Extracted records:
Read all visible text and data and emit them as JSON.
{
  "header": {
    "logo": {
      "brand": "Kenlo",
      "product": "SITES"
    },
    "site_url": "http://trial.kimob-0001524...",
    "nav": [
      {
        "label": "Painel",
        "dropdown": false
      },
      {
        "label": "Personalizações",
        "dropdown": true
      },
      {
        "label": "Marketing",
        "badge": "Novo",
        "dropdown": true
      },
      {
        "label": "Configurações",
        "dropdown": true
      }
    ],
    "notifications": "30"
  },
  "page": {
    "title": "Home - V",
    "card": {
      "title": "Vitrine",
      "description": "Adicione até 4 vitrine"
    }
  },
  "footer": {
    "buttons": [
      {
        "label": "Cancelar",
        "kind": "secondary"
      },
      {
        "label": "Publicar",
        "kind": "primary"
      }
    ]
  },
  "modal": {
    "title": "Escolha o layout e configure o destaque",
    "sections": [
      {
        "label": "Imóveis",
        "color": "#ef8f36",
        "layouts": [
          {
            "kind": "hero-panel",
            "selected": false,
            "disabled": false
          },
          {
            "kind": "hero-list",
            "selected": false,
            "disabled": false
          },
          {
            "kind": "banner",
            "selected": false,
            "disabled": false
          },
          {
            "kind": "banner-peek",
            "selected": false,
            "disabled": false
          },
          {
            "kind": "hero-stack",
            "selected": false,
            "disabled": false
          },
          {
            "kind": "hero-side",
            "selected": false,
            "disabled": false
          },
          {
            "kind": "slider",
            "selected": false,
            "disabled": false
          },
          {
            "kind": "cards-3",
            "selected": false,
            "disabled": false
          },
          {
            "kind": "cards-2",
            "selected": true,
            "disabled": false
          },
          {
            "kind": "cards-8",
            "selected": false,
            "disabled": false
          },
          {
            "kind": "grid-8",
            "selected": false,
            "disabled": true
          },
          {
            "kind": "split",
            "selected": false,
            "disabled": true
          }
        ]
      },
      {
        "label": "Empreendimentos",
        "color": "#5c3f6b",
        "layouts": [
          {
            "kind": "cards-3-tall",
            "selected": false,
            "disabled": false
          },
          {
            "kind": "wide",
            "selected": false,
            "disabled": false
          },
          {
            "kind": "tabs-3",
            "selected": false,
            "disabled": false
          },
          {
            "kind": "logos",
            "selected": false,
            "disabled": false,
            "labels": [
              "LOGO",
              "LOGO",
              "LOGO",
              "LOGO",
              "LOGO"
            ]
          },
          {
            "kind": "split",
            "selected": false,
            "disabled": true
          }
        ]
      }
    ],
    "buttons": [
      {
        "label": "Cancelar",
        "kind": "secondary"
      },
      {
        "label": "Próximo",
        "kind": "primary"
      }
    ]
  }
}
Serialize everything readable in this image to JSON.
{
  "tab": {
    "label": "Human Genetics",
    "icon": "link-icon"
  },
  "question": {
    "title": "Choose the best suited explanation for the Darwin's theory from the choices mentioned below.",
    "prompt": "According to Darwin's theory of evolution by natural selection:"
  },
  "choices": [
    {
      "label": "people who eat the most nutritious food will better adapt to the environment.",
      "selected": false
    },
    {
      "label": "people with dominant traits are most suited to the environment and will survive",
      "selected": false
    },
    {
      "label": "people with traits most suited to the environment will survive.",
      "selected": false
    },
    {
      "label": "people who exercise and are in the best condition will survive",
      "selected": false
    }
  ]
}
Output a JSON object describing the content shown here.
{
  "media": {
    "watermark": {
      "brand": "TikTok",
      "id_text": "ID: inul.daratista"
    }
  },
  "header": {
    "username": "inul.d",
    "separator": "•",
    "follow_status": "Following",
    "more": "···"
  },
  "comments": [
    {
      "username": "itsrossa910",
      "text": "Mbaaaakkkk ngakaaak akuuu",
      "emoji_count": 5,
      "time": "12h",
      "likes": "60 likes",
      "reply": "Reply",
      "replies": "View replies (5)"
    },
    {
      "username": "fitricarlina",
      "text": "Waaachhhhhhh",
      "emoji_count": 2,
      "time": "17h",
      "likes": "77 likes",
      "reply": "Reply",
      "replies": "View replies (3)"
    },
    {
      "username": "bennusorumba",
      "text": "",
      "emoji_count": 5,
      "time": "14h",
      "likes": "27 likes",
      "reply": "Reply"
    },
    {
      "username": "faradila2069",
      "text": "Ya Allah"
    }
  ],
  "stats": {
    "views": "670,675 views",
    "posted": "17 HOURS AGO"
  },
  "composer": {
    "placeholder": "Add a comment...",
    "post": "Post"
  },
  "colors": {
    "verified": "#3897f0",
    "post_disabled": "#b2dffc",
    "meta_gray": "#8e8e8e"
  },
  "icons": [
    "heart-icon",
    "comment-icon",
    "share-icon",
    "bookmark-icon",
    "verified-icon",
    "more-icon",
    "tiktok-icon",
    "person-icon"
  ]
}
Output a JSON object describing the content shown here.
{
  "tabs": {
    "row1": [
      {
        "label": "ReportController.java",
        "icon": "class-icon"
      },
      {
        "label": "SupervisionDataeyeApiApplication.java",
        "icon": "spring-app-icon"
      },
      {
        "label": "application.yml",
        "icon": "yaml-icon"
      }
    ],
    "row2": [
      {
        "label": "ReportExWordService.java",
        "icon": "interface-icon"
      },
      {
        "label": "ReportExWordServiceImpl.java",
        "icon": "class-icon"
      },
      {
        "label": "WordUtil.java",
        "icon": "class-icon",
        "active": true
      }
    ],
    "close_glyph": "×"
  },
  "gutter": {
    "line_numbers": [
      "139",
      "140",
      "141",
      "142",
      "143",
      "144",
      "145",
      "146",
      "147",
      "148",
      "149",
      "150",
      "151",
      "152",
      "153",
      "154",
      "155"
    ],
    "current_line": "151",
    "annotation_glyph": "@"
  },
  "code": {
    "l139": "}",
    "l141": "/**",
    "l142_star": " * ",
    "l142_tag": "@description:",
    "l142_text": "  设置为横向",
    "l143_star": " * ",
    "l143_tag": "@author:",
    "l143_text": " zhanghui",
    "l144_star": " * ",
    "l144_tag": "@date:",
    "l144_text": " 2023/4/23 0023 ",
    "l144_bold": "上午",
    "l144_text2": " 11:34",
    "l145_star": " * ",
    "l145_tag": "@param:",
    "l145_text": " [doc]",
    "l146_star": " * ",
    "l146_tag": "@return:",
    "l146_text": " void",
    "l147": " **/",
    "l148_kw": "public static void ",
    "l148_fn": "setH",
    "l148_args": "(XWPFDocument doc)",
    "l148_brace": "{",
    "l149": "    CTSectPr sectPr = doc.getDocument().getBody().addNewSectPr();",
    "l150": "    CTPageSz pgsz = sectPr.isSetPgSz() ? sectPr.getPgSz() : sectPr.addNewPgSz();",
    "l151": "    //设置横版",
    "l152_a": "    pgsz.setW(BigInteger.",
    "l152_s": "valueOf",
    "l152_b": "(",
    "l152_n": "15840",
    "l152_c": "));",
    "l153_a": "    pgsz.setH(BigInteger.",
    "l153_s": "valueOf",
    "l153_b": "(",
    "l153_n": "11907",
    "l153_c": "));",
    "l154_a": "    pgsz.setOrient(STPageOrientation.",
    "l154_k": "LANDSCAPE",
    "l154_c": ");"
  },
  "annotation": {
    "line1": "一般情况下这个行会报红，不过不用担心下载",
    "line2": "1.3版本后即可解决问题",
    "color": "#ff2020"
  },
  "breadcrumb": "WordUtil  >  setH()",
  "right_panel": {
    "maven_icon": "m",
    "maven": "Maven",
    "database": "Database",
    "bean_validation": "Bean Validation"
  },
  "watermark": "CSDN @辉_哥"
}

REQUIRED TASK: Transcribe the material above in its entirety. Match it exactly.

ANSWER FOR THIS EXERCISE:
Read all visible text and data and emit them as JSON.
{
  "header": {
    "logo": {
      "brand": "Kenlo",
      "product": "SITES"
    },
    "site_url": "http://trial.kimob-0001524...",
    "nav": [
      {
        "label": "Painel",
        "dropdown": false
      },
      {
        "label": "Personalizações",
        "dropdown": true
      },
      {
        "label": "Marketing",
        "badge": "Novo",
        "dropdown": true
      },
      {
        "label": "Configurações",
        "dropdown": true
      }
    ],
    "notifications": "30"
  },
  "page": {
    "title": "Home - V",
    "card": {
      "title": "Vitrine",
      "description": "Adicione até 4 vitrine"
    }
  },
  "footer": {
    "buttons": [
      {
        "label": "Cancelar",
        "kind": "secondary"
      },
      {
        "label": "Publicar",
        "kind": "primary"
      }
    ]
  },
  "modal": {
    "title": "Escolha o layout e configure o destaque",
    "sections": [
      {
        "label": "Imóveis",
        "color": "#ef8f36",
        "layouts": [
          {
            "kind": "hero-panel",
            "selected": false,
            "disabled": false
          },
          {
            "kind": "hero-list",
            "selected": false,
            "disabled": false
          },
          {
            "kind": "banner",
            "selected": false,
            "disabled": false
          },
          {
            "kind": "banner-peek",
            "selected": false,
            "disabled": false
          },
          {
            "kind": "hero-stack",
            "selected": false,
            "disabled": false
          },
          {
            "kind": "hero-side",
            "selected": false,
            "disabled": false
          },
          {
            "kind": "slider",
            "selected": false,
            "disabled": false
          },
          {
            "kind": "cards-3",
            "selected": false,
            "disabled": false
          },
          {
            "kind": "cards-2",
            "selected": true,
            "disabled": false
          },
          {
            "kind": "cards-8",
            "selected": false,
            "disabled": false
          },
          {
            "kind": "grid-8",
            "selected": false,
            "disabled": true
          },
          {
            "kind": "split",
            "selected": false,
            "disabled": true
          }
        ]
      },
      {
        "label": "Empreendimentos",
        "color": "#5c3f6b",
        "layouts": [
          {
            "kind": "cards-3-tall",
            "selected": false,
            "disabled": false
          },
          {
            "kind": "wide",
            "selected": false,
            "disabled": false
          },
          {
            "kind": "tabs-3",
            "selected": false,
            "disabled": false
          },
          {
            "kind": "logos",
            "selected": false,
            "disabled": false,
            "labels": [
              "LOGO",
              "LOGO",
              "LOGO",
              "LOGO",
              "LOGO"
            ]
          },
          {
            "kind": "split",
            "selected": false,
            "disabled": true
          }
        ]
      }
    ],
    "buttons": [
      {
        "label": "Cancelar",
        "kind": "secondary"
      },
      {
        "label": "Próximo",
        "kind": "primary"
      }
    ]
  }
}
Serialize everything readable in this image to JSON.
{
  "tab": {
    "label": "Human Genetics",
    "icon": "link-icon"
  },
  "question": {
    "title": "Choose the best suited explanation for the Darwin's theory from the choices mentioned below.",
    "prompt": "According to Darwin's theory of evolution by natural selection:"
  },
  "choices": [
    {
      "label": "people who eat the most nutritious food will better adapt to the environment.",
      "selected": false
    },
    {
      "label": "people with dominant traits are most suited to the environment and will survive",
      "selected": false
    },
    {
      "label": "people with traits most suited to the environment will survive.",
      "selected": false
    },
    {
      "label": "people who exercise and are in the best condition will survive",
      "selected": false
    }
  ]
}
Output a JSON object describing the content shown here.
{
  "media": {
    "watermark": {
      "brand": "TikTok",
      "id_text": "ID: inul.daratista"
    }
  },
  "header": {
    "username": "inul.d",
    "separator": "•",
    "follow_status": "Following",
    "more": "···"
  },
  "comments": [
    {
      "username": "itsrossa910",
      "text": "Mbaaaakkkk ngakaaak akuuu",
      "emoji_count": 5,
      "time": "12h",
      "likes": "60 likes",
      "reply": "Reply",
      "replies": "View replies (5)"
    },
    {
      "username": "fitricarlina",
      "text": "Waaachhhhhhh",
      "emoji_count": 2,
      "time": "17h",
      "likes": "77 likes",
      "reply": "Reply",
      "replies": "View replies (3)"
    },
    {
      "username": "bennusorumba",
      "text": "",
      "emoji_count": 5,
      "time": "14h",
      "likes": "27 likes",
      "reply": "Reply"
    },
    {
      "username": "faradila2069",
      "text": "Ya Allah"
    }
  ],
  "stats": {
    "views": "670,675 views",
    "posted": "17 HOURS AGO"
  },
  "composer": {
    "placeholder": "Add a comment...",
    "post": "Post"
  },
  "colors": {
    "verified": "#3897f0",
    "post_disabled": "#b2dffc",
    "meta_gray": "#8e8e8e"
  },
  "icons": [
    "heart-icon",
    "comment-icon",
    "share-icon",
    "bookmark-icon",
    "verified-icon",
    "more-icon",
    "tiktok-icon",
    "person-icon"
  ]
}
Output a JSON object describing the content shown here.
{
  "tabs": {
    "row1": [
      {
        "label": "ReportController.java",
        "icon": "class-icon"
      },
      {
        "label": "SupervisionDataeyeApiApplication.java",
        "icon": "spring-app-icon"
      },
      {
        "label": "application.yml",
        "icon": "yaml-icon"
      }
    ],
    "row2": [
      {
        "label": "ReportExWordService.java",
        "icon": "interface-icon"
      },
      {
        "label": "ReportExWordServiceImpl.java",
        "icon": "class-icon"
      },
      {
        "label": "WordUtil.java",
        "icon": "class-icon",
        "active": true
      }
    ],
    "close_glyph": "×"
  },
  "gutter": {
    "line_numbers": [
      "139",
      "140",
      "141",
      "142",
      "143",
      "144",
      "145",
      "146",
      "147",
      "148",
      "149",
      "150",
      "151",
      "152",
      "153",
      "154",
      "155"
    ],
    "current_line": "151",
    "annotation_glyph": "@"
  },
  "code": {
    "l139": "}",
    "l141": "/**",
    "l142_star": " * ",
    "l142_tag": "@description:",
    "l142_text": "  设置为横向",
    "l143_star": " * ",
    "l143_tag": "@author:",
    "l143_text": " zhanghui",
    "l144_star": " * ",
    "l144_tag": "@date:",
    "l144_text": " 2023/4/23 0023 ",
    "l144_bold": "上午",
    "l144_text2": " 11:34",
    "l145_star": " * ",
    "l145_tag": "@param:",
    "l145_text": " [doc]",
    "l146_star": " * ",
    "l146_tag": "@return:",
    "l146_text": " void",
    "l147": " **/",
    "l148_kw": "public static void ",
    "l148_fn": "setH",
    "l148_args": "(XWPFDocument doc)",
    "l148_brace": "{",
    "l149": "    CTSectPr sectPr = doc.getDocument().getBody().addNewSectPr();",
    "l150": "    CTPageSz pgsz = sectPr.isSetPgSz() ? sectPr.getPgSz() : sectPr.addNewPgSz();",
    "l151": "    //设置横版",
    "l152_a": "    pgsz.setW(BigInteger.",
    "l152_s": "valueOf",
    "l152_b": "(",
    "l152_n": "15840",
    "l152_c": "));",
    "l153_a": "    pgsz.setH(BigInteger.",
    "l153_s": "valueOf",
    "l153_b": "(",
    "l153_n": "11907",
    "l153_c": "));",
    "l154_a": "    pgsz.setOrient(STPageOrientation.",
    "l154_k": "LANDSCAPE",
    "l154_c": ");"
  },
  "annotation": {
    "line1": "一般情况下这个行会报红，不过不用担心下载",
    "line2": "1.3版本后即可解决问题",
    "color": "#ff2020"
  },
  "breadcrumb": "WordUtil  >  setH()",
  "right_panel": {
    "maven_icon": "m",
    "maven": "Maven",
    "database": "Database",
    "bean_validation": "Bean Validation"
  },
  "watermark": "CSDN @辉_哥"
}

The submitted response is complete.